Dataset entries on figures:
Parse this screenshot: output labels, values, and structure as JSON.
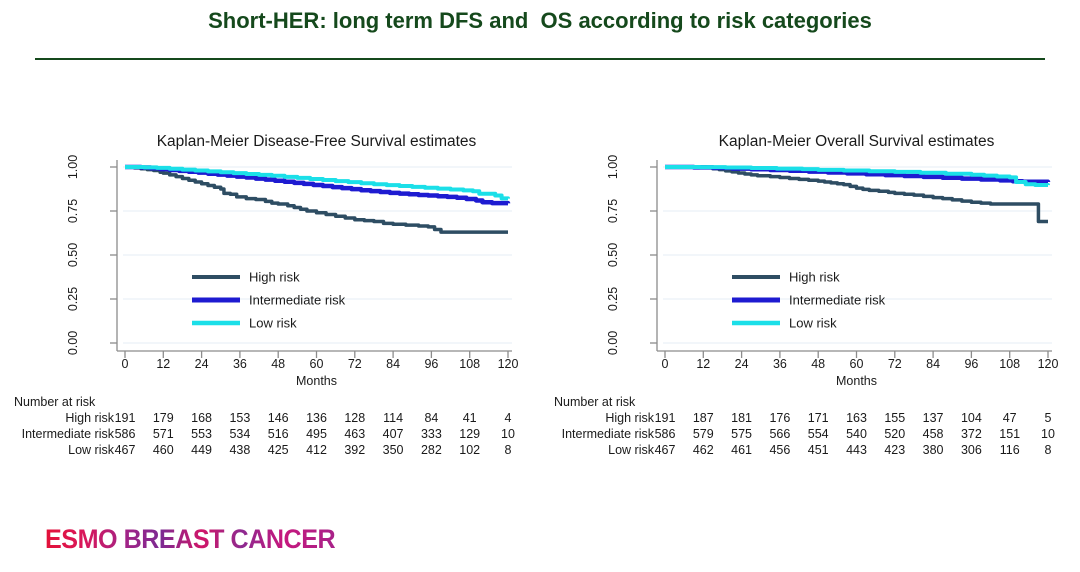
{
  "header": {
    "title": "Short-HER: long term DFS and  OS according to risk categories"
  },
  "palette": {
    "grid": "#e9f1f7",
    "axis": "#8c8c8c",
    "high_risk": "#2e4d63",
    "intermediate_risk": "#1e1bd1",
    "low_risk": "#1bdfe8"
  },
  "chart_data": [
    {
      "type": "line",
      "subtype": "kaplan-meier-step",
      "title": "Kaplan-Meier Disease-Free Survival estimates",
      "xlabel": "Months",
      "xlim": [
        0,
        120
      ],
      "ylim": [
        0,
        1
      ],
      "x_ticks": [
        0,
        12,
        24,
        36,
        48,
        60,
        72,
        84,
        96,
        108,
        120
      ],
      "y_ticks": [
        1.0,
        0.75,
        0.5,
        0.25,
        0.0
      ],
      "y_tick_labels": [
        "1.00",
        "0.75",
        "0.50",
        "0.25",
        "0.00"
      ],
      "grid": "horizontal",
      "legend_position": "inside-lower-left",
      "series": [
        {
          "name": "High risk",
          "color": "#2e4d63",
          "width": 3.5,
          "points": [
            [
              0,
              1.0
            ],
            [
              3,
              0.995
            ],
            [
              5,
              0.99
            ],
            [
              7,
              0.985
            ],
            [
              9,
              0.98
            ],
            [
              11,
              0.97
            ],
            [
              12,
              0.965
            ],
            [
              14,
              0.955
            ],
            [
              16,
              0.945
            ],
            [
              18,
              0.935
            ],
            [
              20,
              0.925
            ],
            [
              22,
              0.915
            ],
            [
              24,
              0.905
            ],
            [
              26,
              0.895
            ],
            [
              28,
              0.885
            ],
            [
              30,
              0.875
            ],
            [
              31,
              0.85
            ],
            [
              33,
              0.845
            ],
            [
              35,
              0.83
            ],
            [
              38,
              0.82
            ],
            [
              41,
              0.815
            ],
            [
              44,
              0.805
            ],
            [
              46,
              0.795
            ],
            [
              48,
              0.79
            ],
            [
              51,
              0.78
            ],
            [
              53,
              0.77
            ],
            [
              55,
              0.76
            ],
            [
              57,
              0.75
            ],
            [
              60,
              0.74
            ],
            [
              63,
              0.73
            ],
            [
              66,
              0.72
            ],
            [
              69,
              0.71
            ],
            [
              72,
              0.7
            ],
            [
              75,
              0.695
            ],
            [
              78,
              0.69
            ],
            [
              81,
              0.68
            ],
            [
              84,
              0.675
            ],
            [
              88,
              0.67
            ],
            [
              92,
              0.665
            ],
            [
              95,
              0.66
            ],
            [
              97,
              0.645
            ],
            [
              99,
              0.63
            ],
            [
              120,
              0.63
            ]
          ]
        },
        {
          "name": "Intermediate risk",
          "color": "#1e1bd1",
          "width": 4.5,
          "points": [
            [
              0,
              1.0
            ],
            [
              5,
              0.997
            ],
            [
              8,
              0.993
            ],
            [
              11,
              0.988
            ],
            [
              14,
              0.983
            ],
            [
              17,
              0.978
            ],
            [
              20,
              0.973
            ],
            [
              23,
              0.968
            ],
            [
              26,
              0.962
            ],
            [
              29,
              0.957
            ],
            [
              32,
              0.951
            ],
            [
              35,
              0.945
            ],
            [
              38,
              0.94
            ],
            [
              41,
              0.934
            ],
            [
              44,
              0.928
            ],
            [
              47,
              0.922
            ],
            [
              50,
              0.916
            ],
            [
              53,
              0.91
            ],
            [
              56,
              0.904
            ],
            [
              59,
              0.898
            ],
            [
              62,
              0.892
            ],
            [
              65,
              0.886
            ],
            [
              68,
              0.88
            ],
            [
              71,
              0.874
            ],
            [
              74,
              0.868
            ],
            [
              77,
              0.863
            ],
            [
              80,
              0.858
            ],
            [
              83,
              0.853
            ],
            [
              86,
              0.849
            ],
            [
              89,
              0.845
            ],
            [
              92,
              0.841
            ],
            [
              95,
              0.838
            ],
            [
              98,
              0.834
            ],
            [
              101,
              0.83
            ],
            [
              104,
              0.825
            ],
            [
              107,
              0.818
            ],
            [
              110,
              0.81
            ],
            [
              112,
              0.8
            ],
            [
              115,
              0.795
            ],
            [
              120,
              0.793
            ]
          ]
        },
        {
          "name": "Low risk",
          "color": "#1bdfe8",
          "width": 4,
          "points": [
            [
              0,
              1.0
            ],
            [
              6,
              0.998
            ],
            [
              10,
              0.995
            ],
            [
              14,
              0.99
            ],
            [
              18,
              0.985
            ],
            [
              22,
              0.98
            ],
            [
              26,
              0.975
            ],
            [
              30,
              0.97
            ],
            [
              34,
              0.965
            ],
            [
              38,
              0.96
            ],
            [
              42,
              0.955
            ],
            [
              46,
              0.95
            ],
            [
              50,
              0.944
            ],
            [
              54,
              0.938
            ],
            [
              58,
              0.932
            ],
            [
              62,
              0.926
            ],
            [
              66,
              0.92
            ],
            [
              70,
              0.914
            ],
            [
              74,
              0.908
            ],
            [
              78,
              0.902
            ],
            [
              82,
              0.897
            ],
            [
              86,
              0.892
            ],
            [
              90,
              0.887
            ],
            [
              94,
              0.882
            ],
            [
              98,
              0.877
            ],
            [
              102,
              0.872
            ],
            [
              106,
              0.867
            ],
            [
              109,
              0.862
            ],
            [
              111,
              0.848
            ],
            [
              116,
              0.838
            ],
            [
              118,
              0.822
            ],
            [
              120,
              0.82
            ]
          ]
        }
      ],
      "risk_table": {
        "heading": "Number at risk",
        "rows": [
          {
            "label": "High risk",
            "values": [
              191,
              179,
              168,
              153,
              146,
              136,
              128,
              114,
              84,
              41,
              4
            ]
          },
          {
            "label": "Intermediate risk",
            "values": [
              586,
              571,
              553,
              534,
              516,
              495,
              463,
              407,
              333,
              129,
              10
            ]
          },
          {
            "label": "Low risk",
            "values": [
              467,
              460,
              449,
              438,
              425,
              412,
              392,
              350,
              282,
              102,
              8
            ]
          }
        ]
      }
    },
    {
      "type": "line",
      "subtype": "kaplan-meier-step",
      "title": "Kaplan-Meier Overall Survival estimates",
      "xlabel": "Months",
      "xlim": [
        0,
        120
      ],
      "ylim": [
        0,
        1
      ],
      "x_ticks": [
        0,
        12,
        24,
        36,
        48,
        60,
        72,
        84,
        96,
        108,
        120
      ],
      "y_ticks": [
        1.0,
        0.75,
        0.5,
        0.25,
        0.0
      ],
      "y_tick_labels": [
        "1.00",
        "0.75",
        "0.50",
        "0.25",
        "0.00"
      ],
      "grid": "horizontal",
      "legend_position": "inside-lower-left",
      "series": [
        {
          "name": "High risk",
          "color": "#2e4d63",
          "width": 3.5,
          "points": [
            [
              0,
              1.0
            ],
            [
              13,
              0.997
            ],
            [
              15,
              0.99
            ],
            [
              17,
              0.985
            ],
            [
              19,
              0.978
            ],
            [
              21,
              0.972
            ],
            [
              23,
              0.966
            ],
            [
              25,
              0.96
            ],
            [
              27,
              0.955
            ],
            [
              29,
              0.95
            ],
            [
              33,
              0.945
            ],
            [
              36,
              0.94
            ],
            [
              39,
              0.935
            ],
            [
              42,
              0.93
            ],
            [
              45,
              0.925
            ],
            [
              48,
              0.92
            ],
            [
              50,
              0.915
            ],
            [
              52,
              0.91
            ],
            [
              54,
              0.905
            ],
            [
              56,
              0.9
            ],
            [
              58,
              0.89
            ],
            [
              60,
              0.88
            ],
            [
              62,
              0.873
            ],
            [
              64,
              0.867
            ],
            [
              67,
              0.862
            ],
            [
              70,
              0.856
            ],
            [
              72,
              0.85
            ],
            [
              75,
              0.845
            ],
            [
              78,
              0.84
            ],
            [
              81,
              0.833
            ],
            [
              84,
              0.826
            ],
            [
              87,
              0.82
            ],
            [
              90,
              0.813
            ],
            [
              93,
              0.806
            ],
            [
              96,
              0.8
            ],
            [
              99,
              0.795
            ],
            [
              102,
              0.79
            ],
            [
              116,
              0.79
            ],
            [
              117,
              0.69
            ],
            [
              120,
              0.69
            ]
          ]
        },
        {
          "name": "Intermediate risk",
          "color": "#1e1bd1",
          "width": 4.5,
          "points": [
            [
              0,
              1.0
            ],
            [
              9,
              0.998
            ],
            [
              15,
              0.995
            ],
            [
              21,
              0.991
            ],
            [
              27,
              0.987
            ],
            [
              33,
              0.983
            ],
            [
              39,
              0.979
            ],
            [
              45,
              0.974
            ],
            [
              51,
              0.969
            ],
            [
              57,
              0.964
            ],
            [
              63,
              0.959
            ],
            [
              69,
              0.954
            ],
            [
              75,
              0.949
            ],
            [
              81,
              0.944
            ],
            [
              87,
              0.939
            ],
            [
              93,
              0.934
            ],
            [
              99,
              0.929
            ],
            [
              105,
              0.924
            ],
            [
              109,
              0.919
            ],
            [
              112,
              0.916
            ],
            [
              120,
              0.915
            ]
          ]
        },
        {
          "name": "Low risk",
          "color": "#1bdfe8",
          "width": 4,
          "points": [
            [
              0,
              1.0
            ],
            [
              11,
              0.999
            ],
            [
              19,
              0.997
            ],
            [
              27,
              0.994
            ],
            [
              35,
              0.991
            ],
            [
              43,
              0.988
            ],
            [
              48,
              0.984
            ],
            [
              56,
              0.98
            ],
            [
              64,
              0.976
            ],
            [
              72,
              0.972
            ],
            [
              80,
              0.967
            ],
            [
              88,
              0.962
            ],
            [
              96,
              0.956
            ],
            [
              100,
              0.951
            ],
            [
              104,
              0.946
            ],
            [
              108,
              0.941
            ],
            [
              110,
              0.915
            ],
            [
              113,
              0.902
            ],
            [
              116,
              0.898
            ],
            [
              120,
              0.897
            ]
          ]
        }
      ],
      "risk_table": {
        "heading": "Number at risk",
        "rows": [
          {
            "label": "High risk",
            "values": [
              191,
              187,
              181,
              176,
              171,
              163,
              155,
              137,
              104,
              47,
              5
            ]
          },
          {
            "label": "Intermediate risk",
            "values": [
              586,
              579,
              575,
              566,
              554,
              540,
              520,
              458,
              372,
              151,
              10
            ]
          },
          {
            "label": "Low risk",
            "values": [
              467,
              462,
              461,
              456,
              451,
              443,
              423,
              380,
              306,
              116,
              8
            ]
          }
        ]
      }
    }
  ],
  "footer": {
    "logo": "ESMO BREAST CANCER"
  }
}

- STATED PROBLEM
Look for "title" and pull out every line that has it.

- SOLUTION TO THIS PROBLEM
    "title": "Short-HER: long term DFS and  OS according to risk categories"
      "title": "Kaplan-Meier Disease-Free Survival estimates",
      "title": "Kaplan-Meier Overall Survival estimates",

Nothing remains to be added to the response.